DATA EXTRACT —
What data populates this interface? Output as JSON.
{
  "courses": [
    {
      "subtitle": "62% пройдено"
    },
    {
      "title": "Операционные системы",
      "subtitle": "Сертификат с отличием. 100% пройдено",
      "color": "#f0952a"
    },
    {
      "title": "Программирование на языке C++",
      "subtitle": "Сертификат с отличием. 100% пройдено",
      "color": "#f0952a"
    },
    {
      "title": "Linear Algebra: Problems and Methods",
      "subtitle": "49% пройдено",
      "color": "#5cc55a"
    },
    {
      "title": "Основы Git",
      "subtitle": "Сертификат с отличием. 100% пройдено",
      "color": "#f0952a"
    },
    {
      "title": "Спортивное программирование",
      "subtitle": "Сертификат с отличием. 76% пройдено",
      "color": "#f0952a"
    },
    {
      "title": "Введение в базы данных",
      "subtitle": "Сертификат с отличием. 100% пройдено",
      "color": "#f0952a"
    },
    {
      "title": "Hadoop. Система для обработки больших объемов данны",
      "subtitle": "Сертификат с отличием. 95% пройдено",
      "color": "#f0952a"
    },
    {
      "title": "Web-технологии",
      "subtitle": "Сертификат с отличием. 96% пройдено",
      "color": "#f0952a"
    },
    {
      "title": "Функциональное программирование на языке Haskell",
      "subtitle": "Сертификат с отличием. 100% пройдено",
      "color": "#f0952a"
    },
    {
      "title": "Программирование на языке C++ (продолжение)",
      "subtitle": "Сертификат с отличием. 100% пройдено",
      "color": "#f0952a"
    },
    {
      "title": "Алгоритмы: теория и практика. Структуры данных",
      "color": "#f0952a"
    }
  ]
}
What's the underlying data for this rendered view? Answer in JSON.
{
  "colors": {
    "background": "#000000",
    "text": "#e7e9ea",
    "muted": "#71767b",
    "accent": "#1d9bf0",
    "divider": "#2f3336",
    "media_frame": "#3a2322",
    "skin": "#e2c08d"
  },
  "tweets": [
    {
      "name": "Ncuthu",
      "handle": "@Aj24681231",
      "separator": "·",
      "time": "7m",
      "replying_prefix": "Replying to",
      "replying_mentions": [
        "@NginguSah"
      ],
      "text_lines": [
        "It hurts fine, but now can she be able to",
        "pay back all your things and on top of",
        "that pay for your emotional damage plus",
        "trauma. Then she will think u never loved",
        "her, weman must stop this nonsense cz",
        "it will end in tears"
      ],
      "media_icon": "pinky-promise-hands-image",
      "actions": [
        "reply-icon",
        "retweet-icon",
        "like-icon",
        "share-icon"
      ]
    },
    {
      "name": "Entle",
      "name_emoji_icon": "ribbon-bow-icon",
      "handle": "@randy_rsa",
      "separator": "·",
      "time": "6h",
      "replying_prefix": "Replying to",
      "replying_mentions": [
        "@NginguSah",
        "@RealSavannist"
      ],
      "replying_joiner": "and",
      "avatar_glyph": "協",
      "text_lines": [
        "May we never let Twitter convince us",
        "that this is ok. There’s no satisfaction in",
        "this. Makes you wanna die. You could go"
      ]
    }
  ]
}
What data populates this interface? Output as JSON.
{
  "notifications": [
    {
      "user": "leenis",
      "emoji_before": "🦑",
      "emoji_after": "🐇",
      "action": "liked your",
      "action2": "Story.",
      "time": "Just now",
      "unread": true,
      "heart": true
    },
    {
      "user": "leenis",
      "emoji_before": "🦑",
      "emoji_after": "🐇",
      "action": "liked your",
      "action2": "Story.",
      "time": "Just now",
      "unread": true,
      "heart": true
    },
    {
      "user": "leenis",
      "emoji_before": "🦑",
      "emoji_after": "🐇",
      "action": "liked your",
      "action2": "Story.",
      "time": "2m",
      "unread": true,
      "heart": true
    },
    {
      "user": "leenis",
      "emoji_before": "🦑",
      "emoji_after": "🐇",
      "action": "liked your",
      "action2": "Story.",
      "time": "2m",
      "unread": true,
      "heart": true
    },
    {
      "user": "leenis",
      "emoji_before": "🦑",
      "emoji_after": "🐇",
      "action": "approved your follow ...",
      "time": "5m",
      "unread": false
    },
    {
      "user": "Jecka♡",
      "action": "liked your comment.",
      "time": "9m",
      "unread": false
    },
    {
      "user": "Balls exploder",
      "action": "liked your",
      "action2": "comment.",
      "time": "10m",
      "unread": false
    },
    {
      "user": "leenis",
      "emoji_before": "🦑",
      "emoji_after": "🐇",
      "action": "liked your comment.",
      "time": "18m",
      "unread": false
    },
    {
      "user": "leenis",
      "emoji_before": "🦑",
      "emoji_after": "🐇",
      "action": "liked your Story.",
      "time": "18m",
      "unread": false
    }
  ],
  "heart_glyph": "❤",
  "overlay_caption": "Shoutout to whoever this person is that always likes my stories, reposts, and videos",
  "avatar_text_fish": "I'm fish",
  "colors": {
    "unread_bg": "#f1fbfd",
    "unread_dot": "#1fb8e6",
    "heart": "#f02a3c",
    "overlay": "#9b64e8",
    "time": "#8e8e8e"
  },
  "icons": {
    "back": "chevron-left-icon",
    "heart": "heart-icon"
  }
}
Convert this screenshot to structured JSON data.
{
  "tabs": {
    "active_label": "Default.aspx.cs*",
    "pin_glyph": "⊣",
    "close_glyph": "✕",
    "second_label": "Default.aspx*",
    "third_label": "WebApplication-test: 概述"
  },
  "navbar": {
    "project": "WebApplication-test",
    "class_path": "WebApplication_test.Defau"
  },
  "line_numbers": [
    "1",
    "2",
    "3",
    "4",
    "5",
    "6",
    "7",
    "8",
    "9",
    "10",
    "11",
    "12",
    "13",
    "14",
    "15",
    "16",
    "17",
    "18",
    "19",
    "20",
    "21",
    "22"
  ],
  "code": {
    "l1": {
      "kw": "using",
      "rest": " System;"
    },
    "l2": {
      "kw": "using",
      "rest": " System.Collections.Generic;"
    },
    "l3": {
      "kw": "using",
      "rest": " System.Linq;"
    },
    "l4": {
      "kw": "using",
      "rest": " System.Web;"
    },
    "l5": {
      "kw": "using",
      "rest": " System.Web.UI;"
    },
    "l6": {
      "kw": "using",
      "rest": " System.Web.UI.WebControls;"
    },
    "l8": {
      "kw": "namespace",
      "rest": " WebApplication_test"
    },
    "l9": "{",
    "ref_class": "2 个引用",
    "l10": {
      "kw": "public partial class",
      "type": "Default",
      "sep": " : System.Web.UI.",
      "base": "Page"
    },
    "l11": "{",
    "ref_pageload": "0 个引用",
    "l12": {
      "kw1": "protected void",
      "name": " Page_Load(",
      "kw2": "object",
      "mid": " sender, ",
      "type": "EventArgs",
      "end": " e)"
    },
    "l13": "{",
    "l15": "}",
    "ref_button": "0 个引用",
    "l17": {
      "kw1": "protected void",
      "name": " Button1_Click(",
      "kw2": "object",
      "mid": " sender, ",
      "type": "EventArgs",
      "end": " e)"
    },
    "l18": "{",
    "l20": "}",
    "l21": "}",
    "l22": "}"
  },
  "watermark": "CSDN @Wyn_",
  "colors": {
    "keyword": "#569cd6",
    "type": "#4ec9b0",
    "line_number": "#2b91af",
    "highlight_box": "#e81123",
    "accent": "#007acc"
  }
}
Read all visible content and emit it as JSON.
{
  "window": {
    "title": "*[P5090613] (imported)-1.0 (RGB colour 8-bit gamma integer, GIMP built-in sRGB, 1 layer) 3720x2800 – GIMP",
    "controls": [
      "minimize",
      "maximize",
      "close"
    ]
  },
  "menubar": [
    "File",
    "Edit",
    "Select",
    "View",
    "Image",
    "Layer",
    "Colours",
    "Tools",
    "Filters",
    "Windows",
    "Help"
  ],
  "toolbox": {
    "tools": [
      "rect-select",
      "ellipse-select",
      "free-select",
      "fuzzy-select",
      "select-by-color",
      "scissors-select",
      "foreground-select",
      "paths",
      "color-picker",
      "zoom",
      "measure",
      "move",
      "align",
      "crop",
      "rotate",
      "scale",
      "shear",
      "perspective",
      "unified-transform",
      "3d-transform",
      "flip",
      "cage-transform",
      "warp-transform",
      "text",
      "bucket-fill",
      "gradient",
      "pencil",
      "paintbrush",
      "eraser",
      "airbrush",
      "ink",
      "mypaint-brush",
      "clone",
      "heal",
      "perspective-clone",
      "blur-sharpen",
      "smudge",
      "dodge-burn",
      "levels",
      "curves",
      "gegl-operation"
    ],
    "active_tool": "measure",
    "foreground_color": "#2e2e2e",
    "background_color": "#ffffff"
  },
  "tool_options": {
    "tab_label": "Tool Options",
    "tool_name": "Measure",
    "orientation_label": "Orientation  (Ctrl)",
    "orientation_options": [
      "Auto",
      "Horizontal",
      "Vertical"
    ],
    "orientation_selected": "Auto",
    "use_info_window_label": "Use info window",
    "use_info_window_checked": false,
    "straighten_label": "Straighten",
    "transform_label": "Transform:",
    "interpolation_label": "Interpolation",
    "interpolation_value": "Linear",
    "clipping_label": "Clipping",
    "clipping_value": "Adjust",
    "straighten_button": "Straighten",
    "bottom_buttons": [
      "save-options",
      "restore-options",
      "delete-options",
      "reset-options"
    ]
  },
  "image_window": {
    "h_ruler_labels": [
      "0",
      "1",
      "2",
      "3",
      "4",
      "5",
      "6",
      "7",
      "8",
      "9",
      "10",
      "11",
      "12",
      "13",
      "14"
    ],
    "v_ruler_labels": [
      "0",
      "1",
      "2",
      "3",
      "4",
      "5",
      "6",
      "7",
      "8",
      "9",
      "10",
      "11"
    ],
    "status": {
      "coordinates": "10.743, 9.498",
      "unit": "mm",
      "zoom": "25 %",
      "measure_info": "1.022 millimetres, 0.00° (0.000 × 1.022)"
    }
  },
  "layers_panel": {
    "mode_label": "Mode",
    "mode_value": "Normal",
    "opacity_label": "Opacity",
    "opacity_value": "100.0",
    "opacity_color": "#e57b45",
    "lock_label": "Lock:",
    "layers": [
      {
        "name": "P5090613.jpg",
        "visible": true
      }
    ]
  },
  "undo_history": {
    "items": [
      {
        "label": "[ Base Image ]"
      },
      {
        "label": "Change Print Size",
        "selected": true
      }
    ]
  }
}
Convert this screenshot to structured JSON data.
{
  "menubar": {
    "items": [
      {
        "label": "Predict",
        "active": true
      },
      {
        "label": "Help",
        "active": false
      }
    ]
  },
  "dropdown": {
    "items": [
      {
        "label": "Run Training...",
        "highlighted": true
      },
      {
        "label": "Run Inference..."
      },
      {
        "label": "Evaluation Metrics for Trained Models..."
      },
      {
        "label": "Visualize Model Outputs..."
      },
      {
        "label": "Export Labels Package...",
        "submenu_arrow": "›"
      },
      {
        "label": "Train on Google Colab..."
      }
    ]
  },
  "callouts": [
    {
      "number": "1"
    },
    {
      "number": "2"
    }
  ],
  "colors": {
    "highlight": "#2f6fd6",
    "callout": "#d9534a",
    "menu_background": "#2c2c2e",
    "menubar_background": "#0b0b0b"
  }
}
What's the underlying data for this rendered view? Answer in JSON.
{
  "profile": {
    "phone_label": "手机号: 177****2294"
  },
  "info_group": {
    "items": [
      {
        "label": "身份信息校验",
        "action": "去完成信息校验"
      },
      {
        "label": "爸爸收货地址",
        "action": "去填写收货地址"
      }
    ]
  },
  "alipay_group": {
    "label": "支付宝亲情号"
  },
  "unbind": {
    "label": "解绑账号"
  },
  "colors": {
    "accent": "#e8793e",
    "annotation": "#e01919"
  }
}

CHALLENGE — Filter the records down to the lines that contain the string "time", and copy those lines.

ANSWER TO THE TASK —
      "time": "7m",
      "time": "6h",
      "time": "Just now",
      "time": "Just now",
      "time": "2m",
      "time": "2m",
      "time": "5m",
      "time": "9m",
      "time": "10m",
      "time": "18m",
      "time": "18m",
    "time": "#8e8e8e"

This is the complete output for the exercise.